::: Stored data :::

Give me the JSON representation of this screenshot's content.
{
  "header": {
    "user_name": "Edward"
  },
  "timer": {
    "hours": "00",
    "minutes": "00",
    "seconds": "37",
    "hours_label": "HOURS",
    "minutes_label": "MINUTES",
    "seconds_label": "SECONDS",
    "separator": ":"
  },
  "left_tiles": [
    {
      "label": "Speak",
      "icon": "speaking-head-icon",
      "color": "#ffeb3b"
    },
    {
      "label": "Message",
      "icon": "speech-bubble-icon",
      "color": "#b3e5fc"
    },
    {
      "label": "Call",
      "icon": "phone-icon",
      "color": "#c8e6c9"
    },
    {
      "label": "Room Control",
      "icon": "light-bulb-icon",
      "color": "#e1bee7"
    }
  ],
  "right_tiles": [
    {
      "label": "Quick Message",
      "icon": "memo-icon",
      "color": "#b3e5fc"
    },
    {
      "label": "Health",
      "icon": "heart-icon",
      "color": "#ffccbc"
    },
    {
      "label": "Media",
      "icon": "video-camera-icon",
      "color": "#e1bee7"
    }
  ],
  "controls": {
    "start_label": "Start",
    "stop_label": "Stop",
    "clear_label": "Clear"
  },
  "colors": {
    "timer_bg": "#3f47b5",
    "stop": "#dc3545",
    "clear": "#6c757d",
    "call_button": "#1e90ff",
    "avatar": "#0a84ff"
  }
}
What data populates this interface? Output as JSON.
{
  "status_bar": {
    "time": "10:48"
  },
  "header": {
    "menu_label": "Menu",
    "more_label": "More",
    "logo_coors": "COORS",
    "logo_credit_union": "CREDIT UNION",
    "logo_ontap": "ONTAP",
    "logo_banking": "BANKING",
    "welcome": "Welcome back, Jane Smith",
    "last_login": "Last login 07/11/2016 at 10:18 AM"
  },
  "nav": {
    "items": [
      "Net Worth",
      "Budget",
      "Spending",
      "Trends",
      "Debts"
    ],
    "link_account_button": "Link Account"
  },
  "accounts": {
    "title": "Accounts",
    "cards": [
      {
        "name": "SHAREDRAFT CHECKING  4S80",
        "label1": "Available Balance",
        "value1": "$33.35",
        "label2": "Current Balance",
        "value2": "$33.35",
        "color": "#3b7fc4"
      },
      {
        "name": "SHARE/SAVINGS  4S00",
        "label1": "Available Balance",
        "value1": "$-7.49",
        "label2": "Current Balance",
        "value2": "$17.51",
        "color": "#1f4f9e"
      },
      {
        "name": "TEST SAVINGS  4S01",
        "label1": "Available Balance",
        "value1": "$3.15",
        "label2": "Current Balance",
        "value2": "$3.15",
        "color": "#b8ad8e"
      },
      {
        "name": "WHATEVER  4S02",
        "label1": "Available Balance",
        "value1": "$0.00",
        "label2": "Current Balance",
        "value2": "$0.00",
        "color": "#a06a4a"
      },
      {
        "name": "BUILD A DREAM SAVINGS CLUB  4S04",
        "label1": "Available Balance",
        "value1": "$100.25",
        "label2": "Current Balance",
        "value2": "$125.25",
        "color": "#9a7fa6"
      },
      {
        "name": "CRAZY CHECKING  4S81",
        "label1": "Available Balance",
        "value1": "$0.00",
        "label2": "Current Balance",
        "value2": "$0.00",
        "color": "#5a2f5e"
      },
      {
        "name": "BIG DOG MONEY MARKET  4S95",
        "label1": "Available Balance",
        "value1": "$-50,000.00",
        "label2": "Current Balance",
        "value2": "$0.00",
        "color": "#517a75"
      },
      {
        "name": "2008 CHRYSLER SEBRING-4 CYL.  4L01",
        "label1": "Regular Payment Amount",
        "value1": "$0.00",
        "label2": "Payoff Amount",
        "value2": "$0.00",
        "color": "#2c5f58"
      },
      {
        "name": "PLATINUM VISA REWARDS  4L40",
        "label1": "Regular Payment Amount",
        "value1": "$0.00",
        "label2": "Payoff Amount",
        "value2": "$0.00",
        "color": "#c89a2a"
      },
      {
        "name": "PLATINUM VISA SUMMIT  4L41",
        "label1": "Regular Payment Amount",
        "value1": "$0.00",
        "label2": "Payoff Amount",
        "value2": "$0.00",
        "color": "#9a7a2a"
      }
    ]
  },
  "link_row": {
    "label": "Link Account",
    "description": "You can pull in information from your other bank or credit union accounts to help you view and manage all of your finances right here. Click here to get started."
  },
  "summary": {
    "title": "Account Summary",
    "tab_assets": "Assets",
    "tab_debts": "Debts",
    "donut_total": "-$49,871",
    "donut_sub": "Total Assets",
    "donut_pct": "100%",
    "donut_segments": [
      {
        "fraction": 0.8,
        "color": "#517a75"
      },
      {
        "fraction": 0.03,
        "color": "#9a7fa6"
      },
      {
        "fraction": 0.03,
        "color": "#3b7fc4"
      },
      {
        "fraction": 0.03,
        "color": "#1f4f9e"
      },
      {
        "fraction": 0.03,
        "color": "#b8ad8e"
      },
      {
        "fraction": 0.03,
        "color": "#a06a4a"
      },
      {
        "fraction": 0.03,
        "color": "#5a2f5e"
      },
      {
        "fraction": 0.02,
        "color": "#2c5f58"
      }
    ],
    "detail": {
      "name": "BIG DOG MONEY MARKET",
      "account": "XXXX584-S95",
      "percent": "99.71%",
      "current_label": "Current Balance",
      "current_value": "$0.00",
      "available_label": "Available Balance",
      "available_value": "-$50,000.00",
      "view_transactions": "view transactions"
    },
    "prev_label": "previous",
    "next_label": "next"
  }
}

:::

What the task asks. Copy every line in the listing above where the string "MARKET" turns up.

Answer for this exercise.
        "name": "BIG DOG MONEY MARKET  4S95",
      "name": "BIG DOG MONEY MARKET",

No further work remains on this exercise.